Leave out the pictures and return every entry exactly as it appears.

- TASK INPUT -
## Begin
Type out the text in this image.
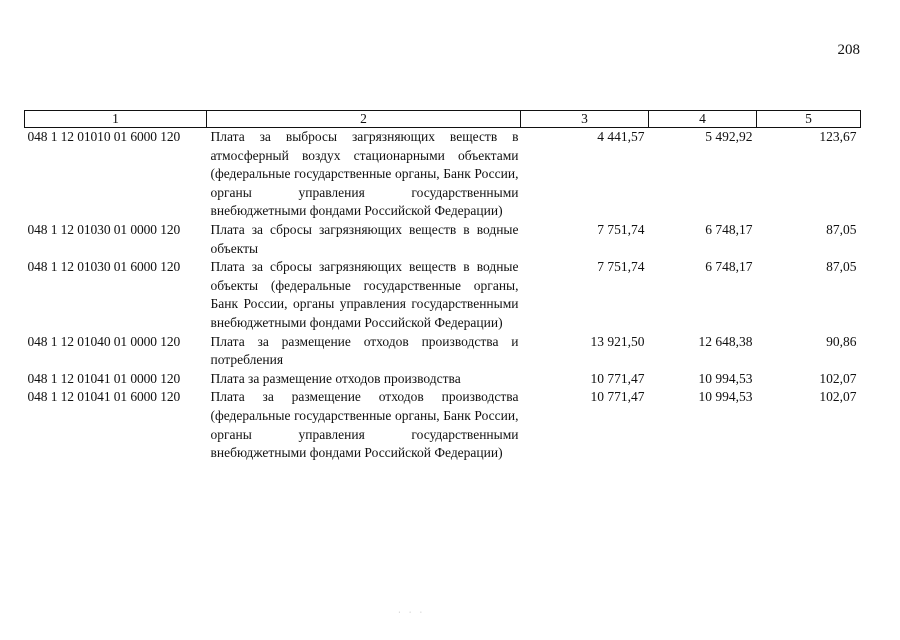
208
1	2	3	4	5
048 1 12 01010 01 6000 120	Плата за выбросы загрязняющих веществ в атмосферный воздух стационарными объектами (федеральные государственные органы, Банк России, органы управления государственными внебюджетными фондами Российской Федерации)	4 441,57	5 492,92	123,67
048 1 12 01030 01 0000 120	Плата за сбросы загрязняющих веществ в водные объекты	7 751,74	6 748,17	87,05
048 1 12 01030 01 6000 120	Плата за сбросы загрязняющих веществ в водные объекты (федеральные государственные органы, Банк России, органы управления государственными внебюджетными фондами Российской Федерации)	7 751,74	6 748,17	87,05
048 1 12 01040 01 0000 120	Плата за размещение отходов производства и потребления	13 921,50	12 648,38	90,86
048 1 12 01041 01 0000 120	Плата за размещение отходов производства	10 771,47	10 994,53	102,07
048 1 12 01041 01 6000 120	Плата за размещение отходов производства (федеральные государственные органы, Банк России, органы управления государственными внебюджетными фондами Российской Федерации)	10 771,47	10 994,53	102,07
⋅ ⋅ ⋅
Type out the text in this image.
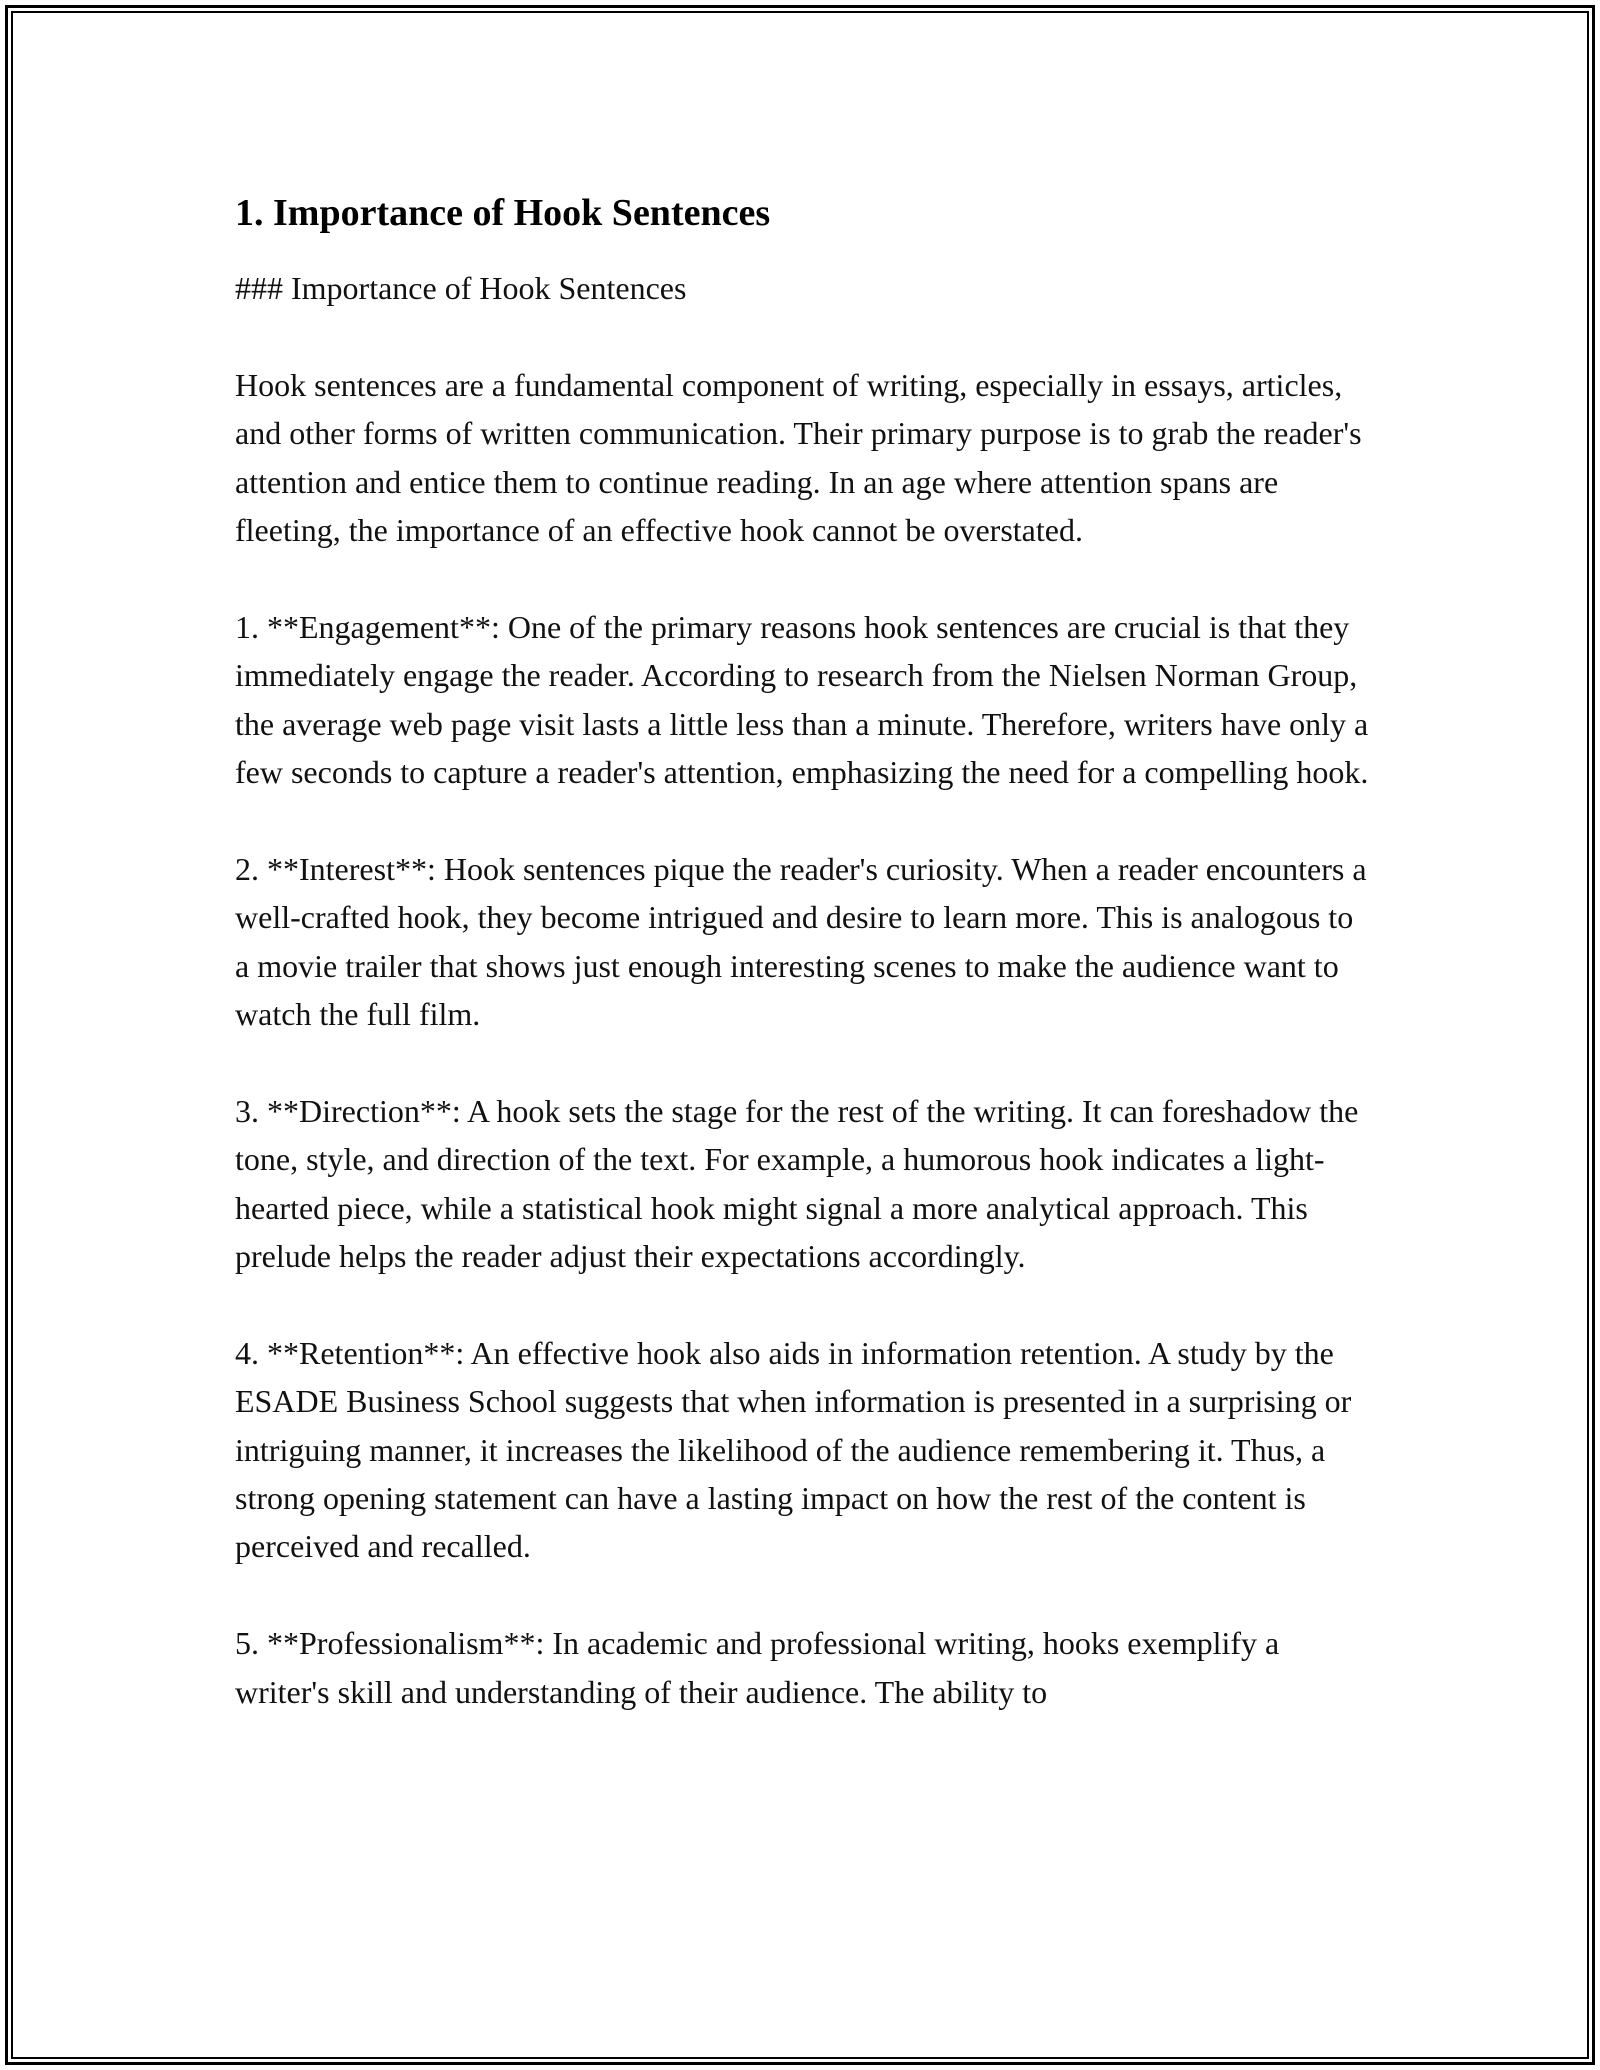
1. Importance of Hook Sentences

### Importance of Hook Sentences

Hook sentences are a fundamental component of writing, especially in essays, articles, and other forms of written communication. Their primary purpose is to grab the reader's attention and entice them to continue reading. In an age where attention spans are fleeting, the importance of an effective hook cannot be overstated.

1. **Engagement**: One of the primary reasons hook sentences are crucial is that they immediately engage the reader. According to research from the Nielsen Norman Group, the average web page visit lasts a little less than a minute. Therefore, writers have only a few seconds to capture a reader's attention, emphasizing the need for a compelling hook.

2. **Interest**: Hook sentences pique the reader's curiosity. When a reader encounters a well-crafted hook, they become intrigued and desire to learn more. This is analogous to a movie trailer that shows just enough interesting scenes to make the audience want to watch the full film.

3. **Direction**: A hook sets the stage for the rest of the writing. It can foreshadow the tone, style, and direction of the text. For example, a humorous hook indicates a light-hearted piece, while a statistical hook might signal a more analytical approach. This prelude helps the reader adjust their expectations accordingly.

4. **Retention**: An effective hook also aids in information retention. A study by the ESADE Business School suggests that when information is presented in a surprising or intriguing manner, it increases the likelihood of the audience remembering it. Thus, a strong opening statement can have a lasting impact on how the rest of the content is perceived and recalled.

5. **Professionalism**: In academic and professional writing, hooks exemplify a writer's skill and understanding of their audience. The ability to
## End
- THE REPLY -
Type out the text in this image.
208
1	2	3	4	5
048 1 12 01010 01 6000 120	Плата за выбросы загрязняющих веществ в атмосферный воздух стационарными объектами (федеральные государственные органы, Банк России, органы управления государственными внебюджетными фондами Российской Федерации)	4 441,57	5 492,92	123,67
048 1 12 01030 01 0000 120	Плата за сбросы загрязняющих веществ в водные объекты	7 751,74	6 748,17	87,05
048 1 12 01030 01 6000 120	Плата за сбросы загрязняющих веществ в водные объекты (федеральные государственные органы, Банк России, органы управления государственными внебюджетными фондами Российской Федерации)	7 751,74	6 748,17	87,05
048 1 12 01040 01 0000 120	Плата за размещение отходов производства и потребления	13 921,50	12 648,38	90,86
048 1 12 01041 01 0000 120	Плата за размещение отходов производства	10 771,47	10 994,53	102,07
048 1 12 01041 01 6000 120	Плата за размещение отходов производства (федеральные государственные органы, Банк России, органы управления государственными внебюджетными фондами Российской Федерации)	10 771,47	10 994,53	102,07
⋅ ⋅ ⋅
Type out the text in this image.
1. Importance of Hook Sentences

### Importance of Hook Sentences

Hook sentences are a fundamental component of writing, especially in essays, articles, and other forms of written communication. Their primary purpose is to grab the reader's attention and entice them to continue reading. In an age where attention spans are fleeting, the importance of an effective hook cannot be overstated.

1. **Engagement**: One of the primary reasons hook sentences are crucial is that they immediately engage the reader. According to research from the Nielsen Norman Group, the average web page visit lasts a little less than a minute. Therefore, writers have only a few seconds to capture a reader's attention, emphasizing the need for a compelling hook.

2. **Interest**: Hook sentences pique the reader's curiosity. When a reader encounters a well-crafted hook, they become intrigued and desire to learn more. This is analogous to a movie trailer that shows just enough interesting scenes to make the audience want to watch the full film.

3. **Direction**: A hook sets the stage for the rest of the writing. It can foreshadow the tone, style, and direction of the text. For example, a humorous hook indicates a light-hearted piece, while a statistical hook might signal a more analytical approach. This prelude helps the reader adjust their expectations accordingly.

4. **Retention**: An effective hook also aids in information retention. A study by the ESADE Business School suggests that when information is presented in a surprising or intriguing manner, it increases the likelihood of the audience remembering it. Thus, a strong opening statement can have a lasting impact on how the rest of the content is perceived and recalled.

5. **Professionalism**: In academic and professional writing, hooks exemplify a writer's skill and understanding of their audience. The ability to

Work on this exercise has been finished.